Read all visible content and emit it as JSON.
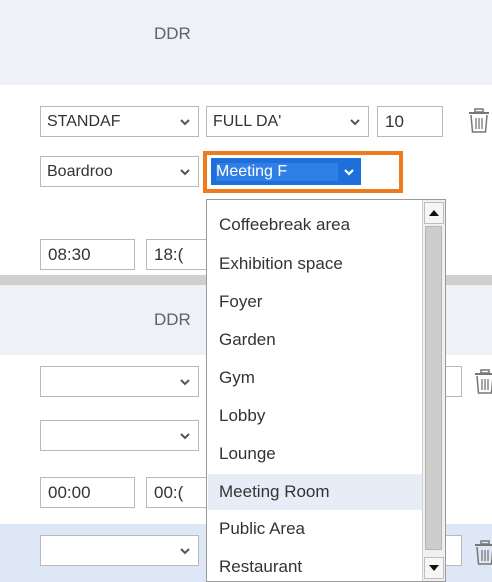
{
  "section1": {
    "header": "DDR",
    "row1": {
      "type_value": "STANDAF",
      "duration_value": "FULL DA'",
      "quantity_value": "10"
    },
    "row2": {
      "room_value": "Boardroo",
      "space_value": "Meeting F"
    },
    "row3": {
      "start_time": "08:30",
      "end_time": "18:("
    }
  },
  "section2": {
    "header": "DDR",
    "row1": {
      "type_value": "",
      "quantity_value": ""
    },
    "row2": {
      "room_value": ""
    },
    "row3": {
      "start_time": "00:00",
      "end_time": "00:("
    },
    "row4": {
      "type_value": ""
    }
  },
  "dropdown": {
    "items": [
      {
        "label": "Coffeebreak area"
      },
      {
        "label": "Exhibition space"
      },
      {
        "label": "Foyer"
      },
      {
        "label": "Garden"
      },
      {
        "label": "Gym"
      },
      {
        "label": "Lobby"
      },
      {
        "label": "Lounge"
      },
      {
        "label": "Meeting Room",
        "selected": true
      },
      {
        "label": "Public Area"
      },
      {
        "label": "Restaurant"
      }
    ]
  },
  "colors": {
    "accent_highlight": "#f07b1c",
    "selection_blue": "#1e6fd9",
    "header_band": "#eef1f5",
    "selected_row": "#dde7f5"
  },
  "icons": {
    "chevron": "chevron-down-icon",
    "trash": "trash-icon",
    "scroll_up": "scroll-up-arrow-icon",
    "scroll_down": "scroll-down-arrow-icon"
  }
}
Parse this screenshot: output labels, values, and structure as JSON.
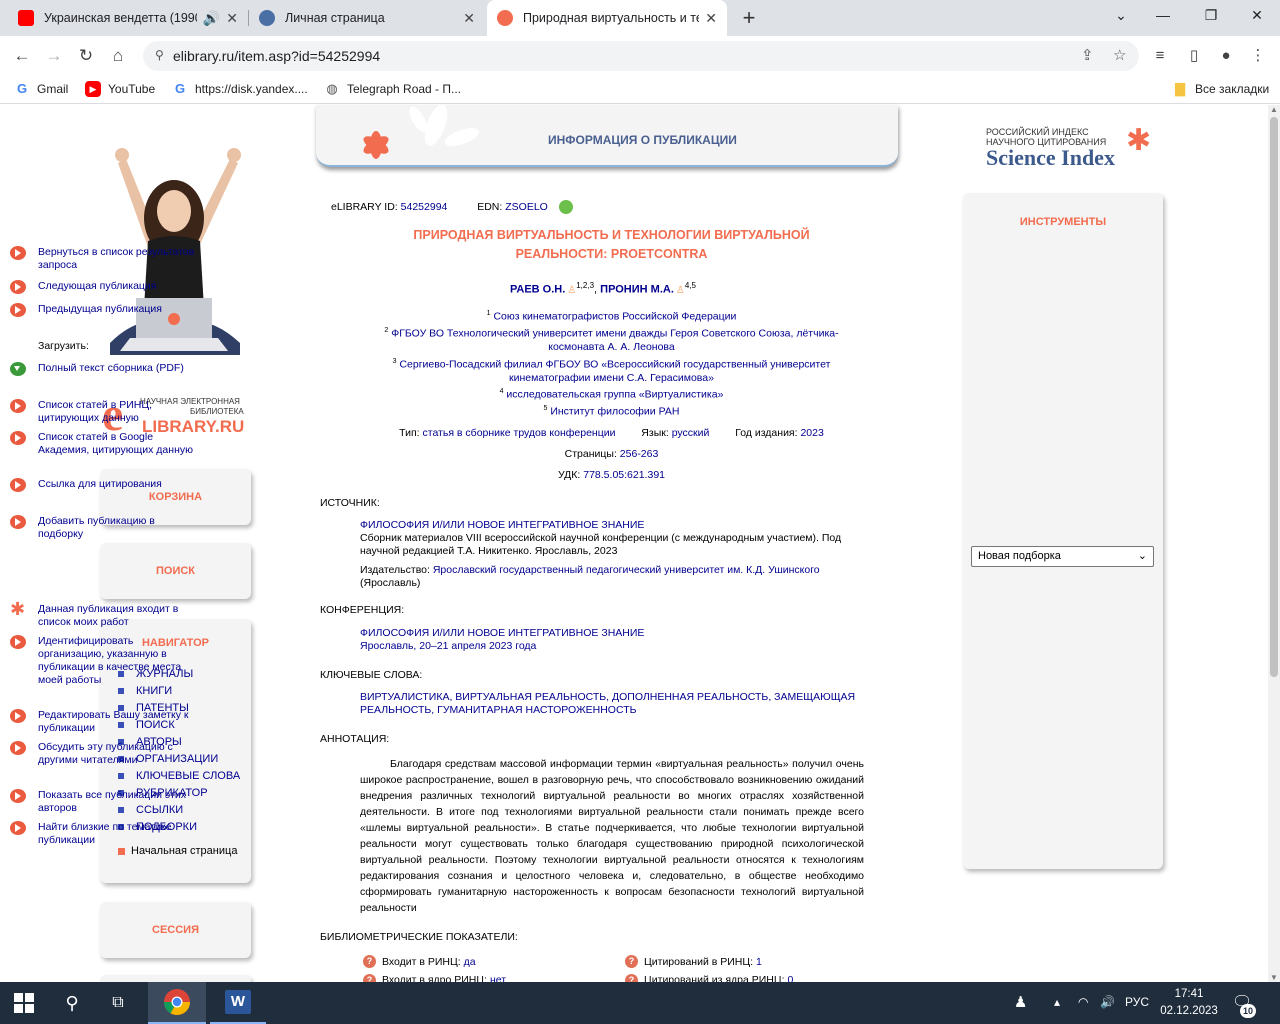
{
  "browser": {
    "tabs": [
      {
        "title": "Украинская вендетта (1990",
        "icon": "youtube-icon",
        "color": "#ff0000",
        "audio": true
      },
      {
        "title": "Личная страница",
        "icon": "globe-icon",
        "color": "#4a6fa5"
      },
      {
        "title": "Природная виртуальность и те",
        "icon": "elibrary-icon",
        "color": "#f26c4f",
        "active": true
      }
    ],
    "url": "elibrary.ru/item.asp?id=54252994",
    "bookmarks": [
      {
        "label": "Gmail",
        "icon": "google-icon"
      },
      {
        "label": "YouTube",
        "icon": "youtube-icon"
      },
      {
        "label": "https://disk.yandex....",
        "icon": "google-icon"
      },
      {
        "label": "Telegraph Road - П...",
        "icon": "globe-icon"
      }
    ],
    "all_bookmarks": "Все закладки"
  },
  "left": {
    "logo_line1": "НАУЧНАЯ ЭЛЕКТРОННАЯ",
    "logo_line2": "БИБЛИОТЕКА",
    "logo_brand": "LIBRARY.RU",
    "logo_e": "e",
    "cart": "КОРЗИНА",
    "search": "ПОИСК",
    "navigator": "НАВИГАТОР",
    "nav_items": [
      "ЖУРНАЛЫ",
      "КНИГИ",
      "ПАТЕНТЫ",
      "ПОИСК",
      "АВТОРЫ",
      "ОРГАНИЗАЦИИ",
      "КЛЮЧЕВЫЕ СЛОВА",
      "РУБРИКАТОР",
      "ССЫЛКИ",
      "ПОДБОРКИ"
    ],
    "home": "Начальная страница",
    "session": "СЕССИЯ"
  },
  "header": {
    "title": "ИНФОРМАЦИЯ О ПУБЛИКАЦИИ"
  },
  "brand": {
    "line1": "РОССИЙСКИЙ ИНДЕКС",
    "line2": "НАУЧНОГО ЦИТИРОВАНИЯ",
    "name": "Science Index"
  },
  "pub": {
    "id_label": "eLIBRARY ID:",
    "id": "54252994",
    "edn_label": "EDN:",
    "edn": "ZSOELO",
    "title_line1": "ПРИРОДНАЯ ВИРТУАЛЬНОСТЬ И ТЕХНОЛОГИИ ВИРТУАЛЬНОЙ",
    "title_line2": "РЕАЛЬНОСТИ: PROETCONTRA",
    "author1": "РАЕВ О.Н.",
    "author1_sup": "1,2,3",
    "author2": "ПРОНИН М.А.",
    "author2_sup": "4,5",
    "affiliations": [
      {
        "n": "1",
        "lines": [
          "Союз кинематографистов Российской Федерации"
        ]
      },
      {
        "n": "2",
        "lines": [
          "ФГБОУ ВО Технологический университет имени дважды Героя Советского Союза, лётчика-",
          "космонавта А. А. Леонова"
        ]
      },
      {
        "n": "3",
        "lines": [
          "Сергиево-Посадский филиал ФГБОУ ВО «Всероссийский государственный университет",
          "кинематографии имени С.А. Герасимова»"
        ]
      },
      {
        "n": "4",
        "lines": [
          "исследовательская группа «Виртуалистика»"
        ]
      },
      {
        "n": "5",
        "lines": [
          "Институт философии РАН"
        ]
      }
    ],
    "type_label": "Тип:",
    "type": "статья в сборнике трудов конференции",
    "lang_label": "Язык:",
    "lang": "русский",
    "year_label": "Год издания:",
    "year": "2023",
    "pages_label": "Страницы:",
    "pages": "256-263",
    "udk_label": "УДК:",
    "udk": "778.5.05:621.391"
  },
  "source": {
    "label": "ИСТОЧНИК:",
    "title": "ФИЛОСОФИЯ И/ИЛИ НОВОЕ ИНТЕГРАТИВНОЕ ЗНАНИЕ",
    "desc_line1": "Сборник материалов VIII всероссийской научной конференции (с международным участием). Под",
    "desc_line2": "научной редакцией Т.А. Никитенко. Ярославль, 2023",
    "publisher_label": "Издательство:",
    "publisher_line1": "Ярославский государственный педагогический университет им. К.Д. Ушинского",
    "publisher_line2": "(Ярославль)"
  },
  "conference": {
    "label": "КОНФЕРЕНЦИЯ:",
    "title": "ФИЛОСОФИЯ И/ИЛИ НОВОЕ ИНТЕГРАТИВНОЕ ЗНАНИЕ",
    "place": "Ярославль, 20–21 апреля 2023 года"
  },
  "keywords": {
    "label": "КЛЮЧЕВЫЕ СЛОВА:",
    "line1": "ВИРТУАЛИСТИКА, ВИРТУАЛЬНАЯ РЕАЛЬНОСТЬ, ДОПОЛНЕННАЯ РЕАЛЬНОСТЬ, ЗАМЕЩАЮЩАЯ",
    "line2": "РЕАЛЬНОСТЬ, ГУМАНИТАРНАЯ НАСТОРОЖЕННОСТЬ"
  },
  "abstract": {
    "label": "АННОТАЦИЯ:",
    "text": "Благодаря средствам массовой информации термин «виртуальная реальность» получил очень широкое распространение, вошел в разговорную речь, что способствовало возникновению ожиданий внедрения различных технологий виртуальной реальности во многих отраслях хозяйственной деятельности. В итоге под технологиями виртуальной реальности стали понимать прежде всего «шлемы виртуальной реальности». В статье подчеркивается, что любые технологии виртуальной реальности могут существовать только благодаря существованию природной психологической виртуальной реальности. Поэтому технологии виртуальной реальности относятся к технологиям редактирования сознания и целостного человека и, следовательно, в обществе необходимо сформировать гуманитарную настороженность к вопросам безопасности технологий виртуальной реальности"
  },
  "bibliometrics": {
    "label": "БИБЛИОМЕТРИЧЕСКИЕ ПОКАЗАТЕЛИ:",
    "in_rinc_label": "Входит в РИНЦ:",
    "in_rinc": "да",
    "in_core_label": "Входит в ядро РИНЦ:",
    "in_core": "нет",
    "cit_rinc_label": "Цитирований в РИНЦ:",
    "cit_rinc": "1",
    "cit_core_label": "Цитирований из ядра РИНЦ:",
    "cit_core": "0"
  },
  "tools": {
    "title": "ИНСТРУМЕНТЫ",
    "back": "Вернуться в список результатов запроса",
    "next": "Следующая публикация",
    "prev": "Предыдущая публикация",
    "download_label": "Загрузить:",
    "fulltext": "Полный текст сборника (PDF)",
    "citing_rinc": "Список статей в РИНЦ, цитирующих данную",
    "citing_google": "Список статей в Google Академия, цитирующих данную",
    "cite_link": "Ссылка для цитирования",
    "add_to": "Добавить публикацию в подборку",
    "select_value": "Новая подборка",
    "in_my_works": "Данная публикация входит в список моих работ",
    "identify_org": "Идентифицировать организацию, указанную в публикации в качестве места моей работы",
    "edit_note": "Редактировать Вашу заметку к публикации",
    "discuss": "Обсудить эту публикацию с другими читателями",
    "all_by_authors": "Показать все публикации этих авторов",
    "similar": "Найти близкие по тематике публикации"
  },
  "taskbar": {
    "lang": "РУС",
    "time": "17:41",
    "date": "02.12.2023",
    "notifications": "10"
  }
}
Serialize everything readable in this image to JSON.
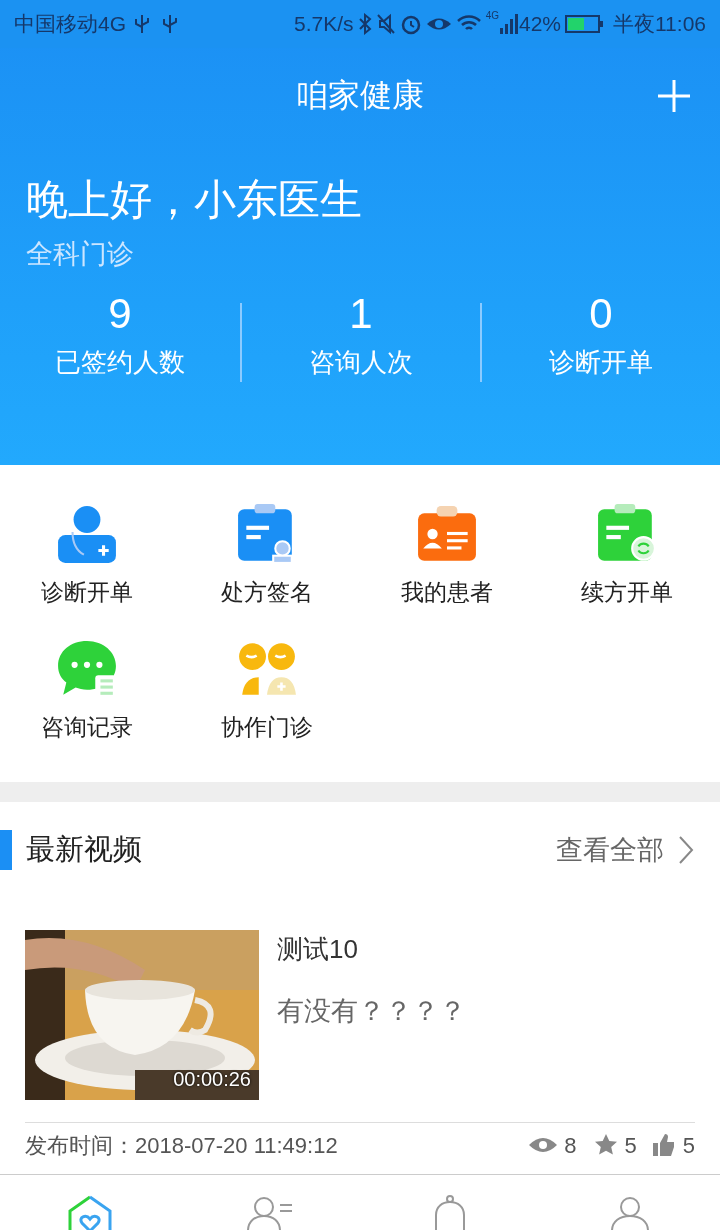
{
  "status_bar": {
    "carrier": "中国移动4G",
    "speed": "5.7K/s",
    "network": "4G",
    "battery": "42%",
    "time": "半夜11:06"
  },
  "header": {
    "title": "咱家健康",
    "greeting": "晚上好，小东医生",
    "department": "全科门诊",
    "stats": [
      {
        "value": "9",
        "label": "已签约人数"
      },
      {
        "value": "1",
        "label": "咨询人次"
      },
      {
        "value": "0",
        "label": "诊断开单"
      }
    ]
  },
  "shortcuts": [
    {
      "kind": "doctor",
      "label": "诊断开单"
    },
    {
      "kind": "prescription",
      "label": "处方签名"
    },
    {
      "kind": "patient",
      "label": "我的患者"
    },
    {
      "kind": "renewal",
      "label": "续方开单"
    },
    {
      "kind": "chat",
      "label": "咨询记录"
    },
    {
      "kind": "collab",
      "label": "协作门诊"
    }
  ],
  "videos_section": {
    "title": "最新视频",
    "more": "查看全部",
    "videos": [
      {
        "title": "测试10",
        "description": "有没有？？？？",
        "duration": "00:00:26",
        "published": "发布时间：2018-07-20 11:49:12",
        "views": "8",
        "favorites": "5",
        "likes": "5"
      }
    ]
  },
  "bottom_nav": [
    {
      "kind": "home",
      "selected": true
    },
    {
      "kind": "contacts",
      "selected": false
    },
    {
      "kind": "bell",
      "selected": false
    },
    {
      "kind": "profile",
      "selected": false
    }
  ]
}
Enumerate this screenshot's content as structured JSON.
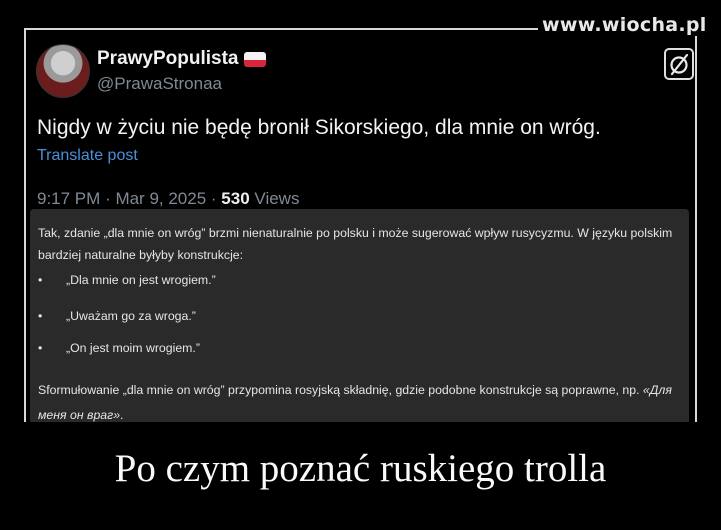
{
  "watermark": "www.wiocha.pl",
  "tweet": {
    "display_name": "PrawyPopulista",
    "handle": "@PrawaStronaa",
    "text": "Nigdy w życiu nie będę bronił Sikorskiego, dla mnie on wróg.",
    "translate_label": "Translate post",
    "time": "9:17 PM",
    "date": "Mar 9, 2025",
    "views_count": "530",
    "views_label": "Views"
  },
  "grok": {
    "paragraph1": "Tak, zdanie „dla mnie on wróg” brzmi nienaturalnie po polsku i może sugerować wpływ rusycyzmu. W języku polskim bardziej naturalne byłyby konstrukcje:",
    "bullets": [
      "„Dla mnie on jest wrogiem.”",
      "„Uważam go za wroga.”",
      "„On jest moim wrogiem.”"
    ],
    "paragraph2_text": "Sformułowanie „dla mnie on wróg” przypomina rosyjską składnię, gdzie podobne konstrukcje są poprawne, np.",
    "paragraph2_example": "«Для меня он враг»",
    "paragraph2_end": "."
  },
  "caption": "Po czym poznać ruskiego trolla",
  "colors": {
    "background": "#000000",
    "link": "#4a90d9",
    "muted": "#7f8a96",
    "card": "#2a2a2a",
    "flag_red": "#d7263d"
  }
}
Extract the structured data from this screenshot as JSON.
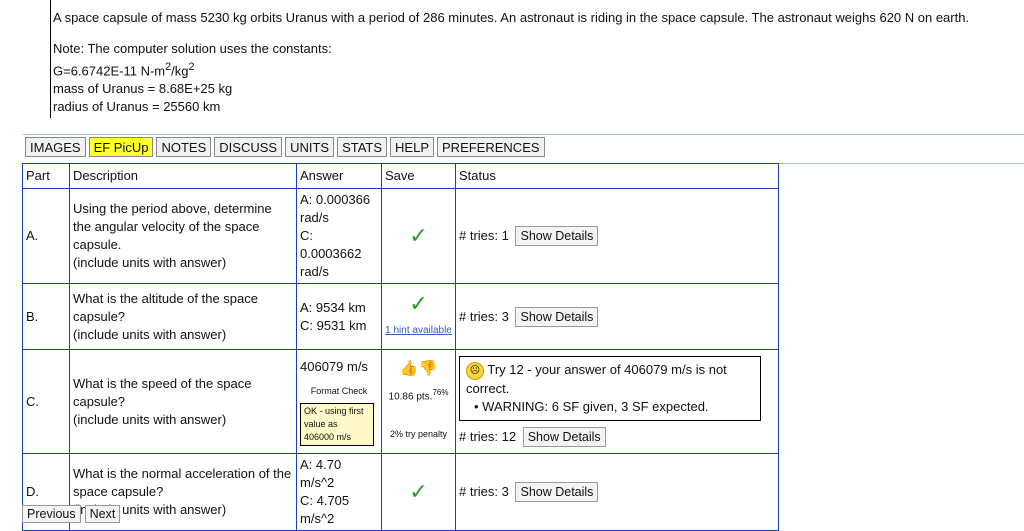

..........

Aim of the task: Using the listing above, gather each line that holds the string "screenshot" and copy it.

Problem solution:
Parse this screenshot: output labels, values, and structure as JSON.
Enumerate this screenshot's content as structured JSON.
Extract the structured data from this screenshot as JSON.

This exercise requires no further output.